**Task directions**
In the data below, locate each line with the word "period" and list it.

****************

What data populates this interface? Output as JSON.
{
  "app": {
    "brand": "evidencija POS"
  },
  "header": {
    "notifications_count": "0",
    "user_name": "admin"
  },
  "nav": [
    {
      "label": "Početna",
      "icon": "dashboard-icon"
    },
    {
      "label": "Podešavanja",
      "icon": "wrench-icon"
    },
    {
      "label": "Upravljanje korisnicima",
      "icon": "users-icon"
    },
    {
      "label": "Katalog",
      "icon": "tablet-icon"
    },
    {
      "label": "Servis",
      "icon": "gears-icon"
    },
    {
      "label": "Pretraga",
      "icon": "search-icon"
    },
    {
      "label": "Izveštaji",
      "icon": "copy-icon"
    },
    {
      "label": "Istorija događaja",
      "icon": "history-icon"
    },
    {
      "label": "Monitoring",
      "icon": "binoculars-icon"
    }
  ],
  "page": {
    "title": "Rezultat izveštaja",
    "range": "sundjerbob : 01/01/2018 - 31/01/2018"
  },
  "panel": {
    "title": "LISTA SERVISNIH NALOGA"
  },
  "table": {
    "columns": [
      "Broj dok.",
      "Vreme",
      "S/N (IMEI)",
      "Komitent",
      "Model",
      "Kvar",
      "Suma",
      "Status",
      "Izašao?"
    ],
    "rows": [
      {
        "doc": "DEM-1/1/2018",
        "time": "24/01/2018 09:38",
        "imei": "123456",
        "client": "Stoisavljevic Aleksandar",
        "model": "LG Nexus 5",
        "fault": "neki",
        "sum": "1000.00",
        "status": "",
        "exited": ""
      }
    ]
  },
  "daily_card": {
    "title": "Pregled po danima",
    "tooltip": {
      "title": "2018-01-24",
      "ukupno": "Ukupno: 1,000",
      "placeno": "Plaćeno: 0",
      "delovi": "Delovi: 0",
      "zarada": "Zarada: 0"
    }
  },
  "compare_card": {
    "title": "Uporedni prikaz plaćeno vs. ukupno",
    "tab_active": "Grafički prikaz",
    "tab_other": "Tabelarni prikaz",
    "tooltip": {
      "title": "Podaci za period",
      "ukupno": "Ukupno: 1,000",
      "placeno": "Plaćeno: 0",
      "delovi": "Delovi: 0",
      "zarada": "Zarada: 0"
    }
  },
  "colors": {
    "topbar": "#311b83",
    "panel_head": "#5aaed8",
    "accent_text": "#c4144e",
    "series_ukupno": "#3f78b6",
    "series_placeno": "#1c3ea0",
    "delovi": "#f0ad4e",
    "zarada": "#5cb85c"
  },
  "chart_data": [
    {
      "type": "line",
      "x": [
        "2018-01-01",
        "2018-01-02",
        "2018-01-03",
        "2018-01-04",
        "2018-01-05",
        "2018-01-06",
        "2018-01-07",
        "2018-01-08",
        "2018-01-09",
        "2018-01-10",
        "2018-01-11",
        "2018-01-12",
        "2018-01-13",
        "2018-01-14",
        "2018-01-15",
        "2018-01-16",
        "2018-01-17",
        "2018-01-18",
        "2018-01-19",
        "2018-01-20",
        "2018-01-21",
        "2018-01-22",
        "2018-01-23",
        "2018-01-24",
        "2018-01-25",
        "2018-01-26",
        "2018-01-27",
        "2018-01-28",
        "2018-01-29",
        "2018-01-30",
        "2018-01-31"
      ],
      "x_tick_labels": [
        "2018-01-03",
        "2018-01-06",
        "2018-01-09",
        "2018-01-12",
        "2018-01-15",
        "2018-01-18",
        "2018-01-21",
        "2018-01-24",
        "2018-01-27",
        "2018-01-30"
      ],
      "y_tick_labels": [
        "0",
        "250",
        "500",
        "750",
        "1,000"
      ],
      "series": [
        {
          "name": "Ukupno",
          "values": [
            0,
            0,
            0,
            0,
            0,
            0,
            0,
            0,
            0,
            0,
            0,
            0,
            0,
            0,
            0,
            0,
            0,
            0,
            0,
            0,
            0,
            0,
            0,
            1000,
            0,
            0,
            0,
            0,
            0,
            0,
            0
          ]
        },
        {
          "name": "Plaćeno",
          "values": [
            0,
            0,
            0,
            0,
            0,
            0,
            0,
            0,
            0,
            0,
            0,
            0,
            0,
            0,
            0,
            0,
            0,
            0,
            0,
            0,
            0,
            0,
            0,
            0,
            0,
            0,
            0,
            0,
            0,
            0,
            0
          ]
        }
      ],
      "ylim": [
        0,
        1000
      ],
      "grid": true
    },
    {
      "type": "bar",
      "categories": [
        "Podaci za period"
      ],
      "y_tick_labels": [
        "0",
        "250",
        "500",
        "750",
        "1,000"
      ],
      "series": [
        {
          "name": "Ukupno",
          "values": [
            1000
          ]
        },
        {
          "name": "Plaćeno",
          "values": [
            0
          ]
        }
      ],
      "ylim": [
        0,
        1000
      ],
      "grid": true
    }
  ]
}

****************

**Reply**
      "title": "Podaci za period",
        "Podaci za period"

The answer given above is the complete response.